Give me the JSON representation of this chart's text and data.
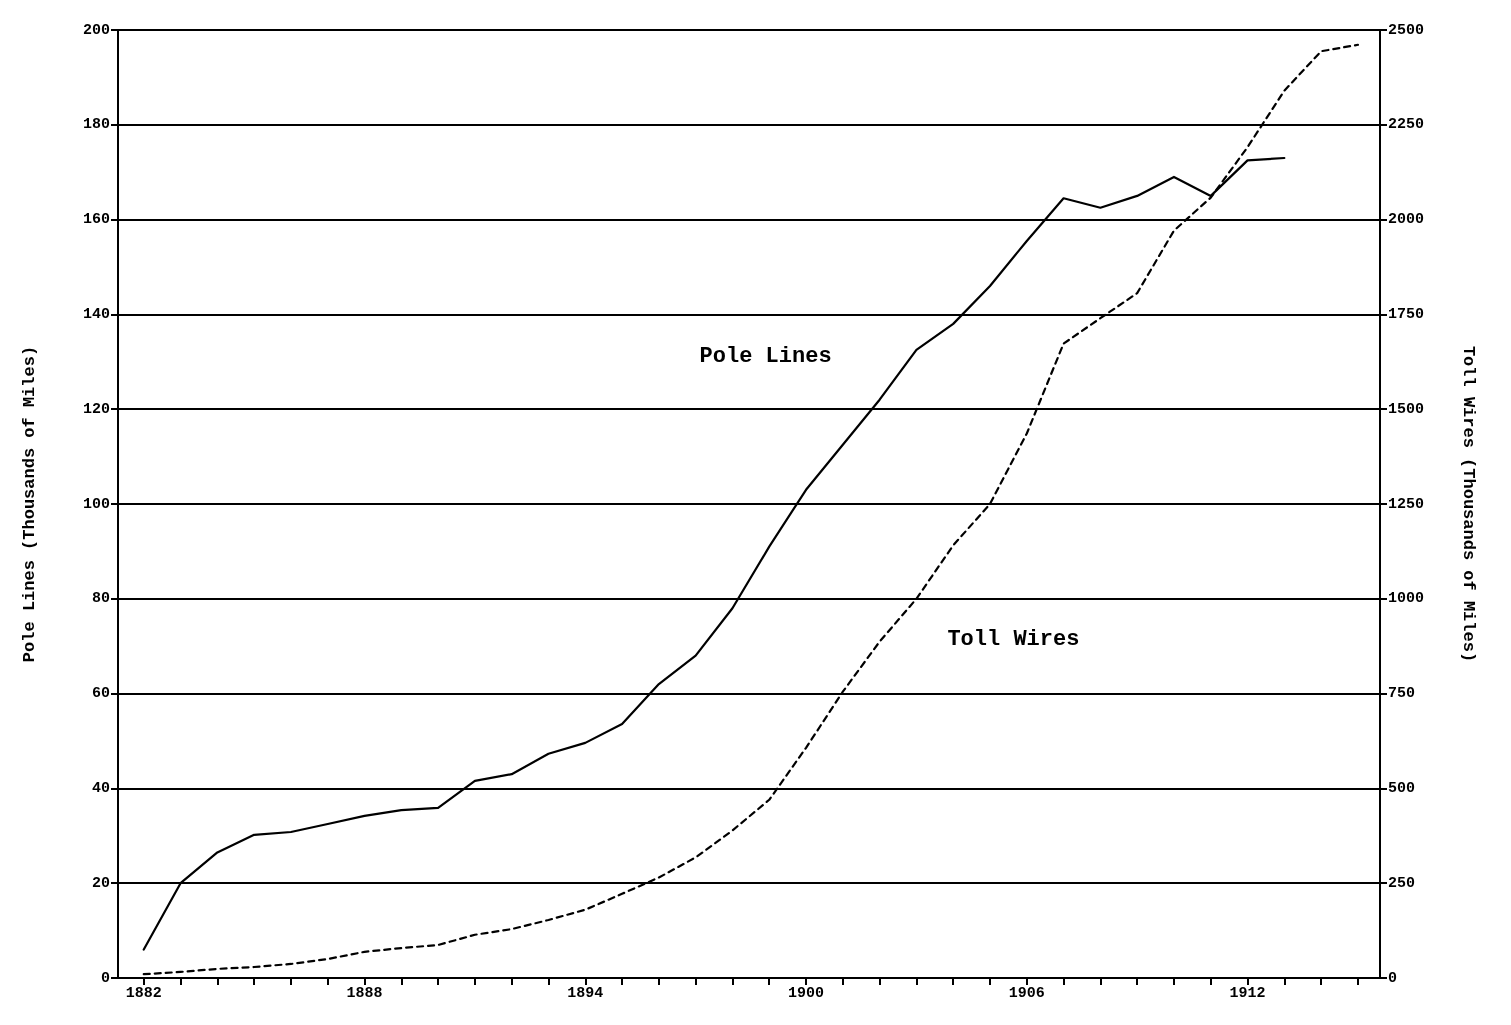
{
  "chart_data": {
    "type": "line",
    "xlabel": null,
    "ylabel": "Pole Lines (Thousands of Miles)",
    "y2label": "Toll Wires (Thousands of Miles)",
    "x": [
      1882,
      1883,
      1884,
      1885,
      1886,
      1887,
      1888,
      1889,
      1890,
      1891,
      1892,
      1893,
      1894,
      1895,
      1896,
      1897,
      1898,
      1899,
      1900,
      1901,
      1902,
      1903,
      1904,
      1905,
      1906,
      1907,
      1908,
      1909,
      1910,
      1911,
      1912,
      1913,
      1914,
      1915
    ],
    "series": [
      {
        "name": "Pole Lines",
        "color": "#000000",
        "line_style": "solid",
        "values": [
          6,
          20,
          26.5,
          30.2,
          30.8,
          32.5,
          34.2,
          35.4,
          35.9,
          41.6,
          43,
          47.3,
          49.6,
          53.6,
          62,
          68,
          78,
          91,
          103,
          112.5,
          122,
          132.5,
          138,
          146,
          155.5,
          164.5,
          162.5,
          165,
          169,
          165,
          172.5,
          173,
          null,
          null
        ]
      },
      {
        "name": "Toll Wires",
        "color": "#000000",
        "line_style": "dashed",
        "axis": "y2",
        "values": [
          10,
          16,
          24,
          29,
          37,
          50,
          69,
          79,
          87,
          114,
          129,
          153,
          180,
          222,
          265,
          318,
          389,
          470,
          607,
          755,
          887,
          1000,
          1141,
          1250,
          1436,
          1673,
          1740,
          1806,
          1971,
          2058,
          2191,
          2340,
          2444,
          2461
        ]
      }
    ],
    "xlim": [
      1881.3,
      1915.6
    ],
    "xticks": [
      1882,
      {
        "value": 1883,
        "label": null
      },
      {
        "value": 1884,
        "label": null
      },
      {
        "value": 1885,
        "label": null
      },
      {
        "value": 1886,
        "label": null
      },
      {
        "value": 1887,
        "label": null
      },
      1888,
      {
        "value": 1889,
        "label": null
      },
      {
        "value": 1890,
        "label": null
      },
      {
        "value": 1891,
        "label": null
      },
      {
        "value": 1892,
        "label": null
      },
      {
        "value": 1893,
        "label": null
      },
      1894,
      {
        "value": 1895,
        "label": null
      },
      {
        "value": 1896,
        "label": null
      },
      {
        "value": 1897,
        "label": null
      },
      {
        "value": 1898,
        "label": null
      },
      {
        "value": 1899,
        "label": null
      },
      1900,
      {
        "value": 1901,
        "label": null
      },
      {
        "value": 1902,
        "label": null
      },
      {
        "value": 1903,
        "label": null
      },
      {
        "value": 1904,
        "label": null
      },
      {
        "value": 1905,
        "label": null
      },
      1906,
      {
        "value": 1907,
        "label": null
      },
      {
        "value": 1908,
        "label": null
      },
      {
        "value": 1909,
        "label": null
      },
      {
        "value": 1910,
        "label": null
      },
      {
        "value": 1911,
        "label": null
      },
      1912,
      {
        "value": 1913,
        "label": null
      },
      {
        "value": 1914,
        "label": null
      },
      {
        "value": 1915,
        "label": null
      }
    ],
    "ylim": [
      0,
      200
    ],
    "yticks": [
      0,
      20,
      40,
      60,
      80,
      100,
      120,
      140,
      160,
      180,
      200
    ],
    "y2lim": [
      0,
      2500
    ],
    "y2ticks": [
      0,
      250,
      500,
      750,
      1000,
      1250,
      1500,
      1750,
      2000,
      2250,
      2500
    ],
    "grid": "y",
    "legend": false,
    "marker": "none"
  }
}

_____

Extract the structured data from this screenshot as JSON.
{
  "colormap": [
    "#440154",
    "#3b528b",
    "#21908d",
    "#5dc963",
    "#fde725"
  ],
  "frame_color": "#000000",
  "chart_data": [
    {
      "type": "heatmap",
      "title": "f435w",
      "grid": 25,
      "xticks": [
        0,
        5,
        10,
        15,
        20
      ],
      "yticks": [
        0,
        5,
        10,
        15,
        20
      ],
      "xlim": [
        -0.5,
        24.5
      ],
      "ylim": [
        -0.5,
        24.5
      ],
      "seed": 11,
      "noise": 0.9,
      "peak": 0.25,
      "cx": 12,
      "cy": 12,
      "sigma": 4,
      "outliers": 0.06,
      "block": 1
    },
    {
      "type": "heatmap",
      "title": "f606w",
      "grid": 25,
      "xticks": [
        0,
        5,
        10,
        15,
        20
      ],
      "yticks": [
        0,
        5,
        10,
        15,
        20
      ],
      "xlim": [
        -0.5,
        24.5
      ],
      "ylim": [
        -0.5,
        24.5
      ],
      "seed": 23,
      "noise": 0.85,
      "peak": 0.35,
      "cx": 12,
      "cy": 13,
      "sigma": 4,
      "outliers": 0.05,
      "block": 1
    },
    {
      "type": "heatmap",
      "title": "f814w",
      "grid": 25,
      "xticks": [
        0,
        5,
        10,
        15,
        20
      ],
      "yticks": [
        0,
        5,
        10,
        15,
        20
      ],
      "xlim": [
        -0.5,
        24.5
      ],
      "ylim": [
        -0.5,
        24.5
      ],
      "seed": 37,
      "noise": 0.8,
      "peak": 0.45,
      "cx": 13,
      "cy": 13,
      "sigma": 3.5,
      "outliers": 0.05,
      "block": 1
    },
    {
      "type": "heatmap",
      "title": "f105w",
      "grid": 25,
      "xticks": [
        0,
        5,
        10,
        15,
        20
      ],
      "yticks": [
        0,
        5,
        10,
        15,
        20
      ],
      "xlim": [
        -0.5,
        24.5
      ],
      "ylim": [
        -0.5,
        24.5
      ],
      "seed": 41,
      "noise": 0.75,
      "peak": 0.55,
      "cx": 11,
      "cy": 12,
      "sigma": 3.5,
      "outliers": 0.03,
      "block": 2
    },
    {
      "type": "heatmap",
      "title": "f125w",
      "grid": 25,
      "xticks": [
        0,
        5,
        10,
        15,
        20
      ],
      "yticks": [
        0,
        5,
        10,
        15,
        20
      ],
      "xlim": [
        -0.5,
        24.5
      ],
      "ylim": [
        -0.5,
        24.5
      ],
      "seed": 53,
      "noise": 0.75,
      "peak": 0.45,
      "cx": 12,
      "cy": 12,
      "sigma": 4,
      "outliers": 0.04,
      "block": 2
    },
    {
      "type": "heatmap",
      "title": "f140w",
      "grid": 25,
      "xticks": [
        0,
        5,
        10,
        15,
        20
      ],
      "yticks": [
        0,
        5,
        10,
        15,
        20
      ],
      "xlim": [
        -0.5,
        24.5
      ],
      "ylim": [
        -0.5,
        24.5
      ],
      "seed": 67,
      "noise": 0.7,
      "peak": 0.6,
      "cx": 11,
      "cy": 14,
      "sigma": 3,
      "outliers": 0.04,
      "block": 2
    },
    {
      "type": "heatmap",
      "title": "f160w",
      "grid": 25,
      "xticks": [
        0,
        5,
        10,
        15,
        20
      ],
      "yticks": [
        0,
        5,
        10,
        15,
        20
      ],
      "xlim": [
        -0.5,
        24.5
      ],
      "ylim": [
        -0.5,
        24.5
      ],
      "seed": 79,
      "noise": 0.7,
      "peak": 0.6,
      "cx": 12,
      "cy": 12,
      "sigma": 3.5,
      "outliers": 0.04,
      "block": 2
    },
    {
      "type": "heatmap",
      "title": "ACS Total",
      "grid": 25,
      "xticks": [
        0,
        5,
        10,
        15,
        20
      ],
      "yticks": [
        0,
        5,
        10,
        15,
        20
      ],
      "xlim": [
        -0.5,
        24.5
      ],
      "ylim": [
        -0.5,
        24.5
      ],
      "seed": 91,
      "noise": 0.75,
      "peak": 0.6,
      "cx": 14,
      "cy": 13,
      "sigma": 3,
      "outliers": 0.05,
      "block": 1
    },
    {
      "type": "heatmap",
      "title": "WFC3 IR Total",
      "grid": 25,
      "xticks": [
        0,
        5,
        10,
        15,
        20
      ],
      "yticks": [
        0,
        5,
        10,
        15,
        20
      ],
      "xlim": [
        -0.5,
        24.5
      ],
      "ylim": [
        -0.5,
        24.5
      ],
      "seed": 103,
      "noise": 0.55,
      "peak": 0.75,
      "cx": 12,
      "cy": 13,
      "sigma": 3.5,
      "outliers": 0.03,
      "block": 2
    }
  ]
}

_____

* _Stated exercise_
Copy every line that contains the string "this".

* _Correct result_
Give me the JSON representation of this chart's text and data.
Extract the structured data from this screenshot as JSON.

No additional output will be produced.